--- BEGIN Data in this exercise ---

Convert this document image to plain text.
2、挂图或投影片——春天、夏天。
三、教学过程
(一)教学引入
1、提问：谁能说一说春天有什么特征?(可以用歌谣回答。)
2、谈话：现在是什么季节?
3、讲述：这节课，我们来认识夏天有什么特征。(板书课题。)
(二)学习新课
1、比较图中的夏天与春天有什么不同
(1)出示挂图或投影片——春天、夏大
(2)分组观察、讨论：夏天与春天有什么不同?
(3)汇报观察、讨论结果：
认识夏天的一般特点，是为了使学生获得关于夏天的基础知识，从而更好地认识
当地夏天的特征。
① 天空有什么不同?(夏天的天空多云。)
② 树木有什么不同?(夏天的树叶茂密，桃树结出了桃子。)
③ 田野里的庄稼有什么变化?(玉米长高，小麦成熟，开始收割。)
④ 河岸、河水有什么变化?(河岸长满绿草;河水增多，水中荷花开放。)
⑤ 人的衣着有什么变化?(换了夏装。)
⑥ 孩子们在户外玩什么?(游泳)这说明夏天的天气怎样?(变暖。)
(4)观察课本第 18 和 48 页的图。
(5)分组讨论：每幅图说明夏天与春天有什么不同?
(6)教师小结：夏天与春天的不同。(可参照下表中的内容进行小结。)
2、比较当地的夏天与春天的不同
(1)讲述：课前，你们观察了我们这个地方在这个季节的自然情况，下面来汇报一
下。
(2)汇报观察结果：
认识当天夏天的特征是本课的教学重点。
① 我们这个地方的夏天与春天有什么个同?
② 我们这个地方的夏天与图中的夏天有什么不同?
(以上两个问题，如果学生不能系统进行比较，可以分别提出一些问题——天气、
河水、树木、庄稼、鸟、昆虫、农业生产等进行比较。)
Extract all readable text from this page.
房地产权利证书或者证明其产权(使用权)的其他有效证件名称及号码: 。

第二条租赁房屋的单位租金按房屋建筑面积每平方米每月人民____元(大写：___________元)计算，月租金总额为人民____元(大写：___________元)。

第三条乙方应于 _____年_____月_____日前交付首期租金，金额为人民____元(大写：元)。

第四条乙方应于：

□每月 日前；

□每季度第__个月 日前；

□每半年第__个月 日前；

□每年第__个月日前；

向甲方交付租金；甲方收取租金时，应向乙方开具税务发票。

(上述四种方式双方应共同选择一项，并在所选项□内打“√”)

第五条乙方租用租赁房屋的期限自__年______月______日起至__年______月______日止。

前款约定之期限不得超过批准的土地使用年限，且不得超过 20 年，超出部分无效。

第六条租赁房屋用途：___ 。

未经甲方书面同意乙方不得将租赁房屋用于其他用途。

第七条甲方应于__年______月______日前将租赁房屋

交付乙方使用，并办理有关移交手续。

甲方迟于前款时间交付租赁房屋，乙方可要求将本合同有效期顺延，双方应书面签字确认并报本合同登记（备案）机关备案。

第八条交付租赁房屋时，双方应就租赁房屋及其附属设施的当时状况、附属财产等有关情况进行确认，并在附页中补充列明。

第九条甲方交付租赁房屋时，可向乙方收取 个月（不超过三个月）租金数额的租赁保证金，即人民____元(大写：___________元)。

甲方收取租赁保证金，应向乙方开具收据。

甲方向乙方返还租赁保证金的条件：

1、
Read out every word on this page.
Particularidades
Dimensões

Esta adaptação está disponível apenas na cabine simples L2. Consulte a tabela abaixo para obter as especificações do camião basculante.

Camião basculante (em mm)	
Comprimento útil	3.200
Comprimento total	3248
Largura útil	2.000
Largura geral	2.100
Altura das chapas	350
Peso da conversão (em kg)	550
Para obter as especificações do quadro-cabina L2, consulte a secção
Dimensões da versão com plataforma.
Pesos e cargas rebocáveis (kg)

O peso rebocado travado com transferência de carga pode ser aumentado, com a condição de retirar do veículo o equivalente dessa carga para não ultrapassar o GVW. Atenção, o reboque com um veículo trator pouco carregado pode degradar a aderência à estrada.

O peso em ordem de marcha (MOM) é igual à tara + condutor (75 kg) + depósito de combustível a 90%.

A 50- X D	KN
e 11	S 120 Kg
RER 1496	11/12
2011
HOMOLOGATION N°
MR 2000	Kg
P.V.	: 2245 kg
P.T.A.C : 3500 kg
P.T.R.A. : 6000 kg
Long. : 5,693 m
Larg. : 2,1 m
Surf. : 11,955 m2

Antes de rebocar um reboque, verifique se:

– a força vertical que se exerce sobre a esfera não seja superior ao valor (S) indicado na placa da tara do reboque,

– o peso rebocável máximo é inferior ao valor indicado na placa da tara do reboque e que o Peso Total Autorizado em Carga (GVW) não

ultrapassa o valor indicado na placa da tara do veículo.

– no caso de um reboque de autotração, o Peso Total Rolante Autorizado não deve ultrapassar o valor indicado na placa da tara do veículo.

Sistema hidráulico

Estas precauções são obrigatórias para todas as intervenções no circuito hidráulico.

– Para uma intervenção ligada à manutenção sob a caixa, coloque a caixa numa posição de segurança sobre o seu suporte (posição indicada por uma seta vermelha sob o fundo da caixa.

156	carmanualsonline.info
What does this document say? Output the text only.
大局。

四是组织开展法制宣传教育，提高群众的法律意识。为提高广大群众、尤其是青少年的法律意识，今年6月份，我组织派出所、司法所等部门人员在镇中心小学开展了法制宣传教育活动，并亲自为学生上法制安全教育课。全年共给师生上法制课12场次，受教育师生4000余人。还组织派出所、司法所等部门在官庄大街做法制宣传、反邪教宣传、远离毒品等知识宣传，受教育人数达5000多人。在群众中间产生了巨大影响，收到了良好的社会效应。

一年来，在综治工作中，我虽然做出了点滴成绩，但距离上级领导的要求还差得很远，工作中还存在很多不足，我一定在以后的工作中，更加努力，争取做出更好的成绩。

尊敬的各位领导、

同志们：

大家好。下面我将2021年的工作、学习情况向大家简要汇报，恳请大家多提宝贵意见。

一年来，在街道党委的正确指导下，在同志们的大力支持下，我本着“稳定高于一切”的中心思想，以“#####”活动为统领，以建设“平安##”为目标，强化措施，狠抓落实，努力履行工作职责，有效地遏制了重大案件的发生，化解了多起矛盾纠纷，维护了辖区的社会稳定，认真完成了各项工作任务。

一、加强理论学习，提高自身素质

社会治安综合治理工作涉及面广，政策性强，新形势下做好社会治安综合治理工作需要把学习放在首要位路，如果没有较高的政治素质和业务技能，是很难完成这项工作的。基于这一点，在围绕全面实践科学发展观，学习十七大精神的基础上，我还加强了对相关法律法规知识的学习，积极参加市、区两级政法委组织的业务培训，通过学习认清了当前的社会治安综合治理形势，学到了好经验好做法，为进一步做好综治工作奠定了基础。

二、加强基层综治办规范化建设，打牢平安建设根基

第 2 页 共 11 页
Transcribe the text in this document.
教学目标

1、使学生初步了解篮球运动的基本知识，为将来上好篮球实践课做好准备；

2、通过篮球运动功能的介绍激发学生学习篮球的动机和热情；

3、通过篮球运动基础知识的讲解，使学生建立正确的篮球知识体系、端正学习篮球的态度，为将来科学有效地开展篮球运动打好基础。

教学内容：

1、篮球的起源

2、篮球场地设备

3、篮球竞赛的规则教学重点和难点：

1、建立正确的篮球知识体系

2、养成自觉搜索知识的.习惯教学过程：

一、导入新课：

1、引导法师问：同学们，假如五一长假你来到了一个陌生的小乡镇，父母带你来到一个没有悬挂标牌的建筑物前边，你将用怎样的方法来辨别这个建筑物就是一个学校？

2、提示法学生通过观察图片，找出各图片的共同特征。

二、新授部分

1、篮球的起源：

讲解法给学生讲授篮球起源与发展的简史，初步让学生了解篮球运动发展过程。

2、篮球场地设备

--- END Data in this exercise ---

• [Task to carry out]:
List every line above containing the word "basculante".

• [Task output]:
Esta adaptação está disponível apenas na cabine simples L2. Consulte a tabela abaixo para obter as especificações do camião basculante.
Camião basculante (em mm)	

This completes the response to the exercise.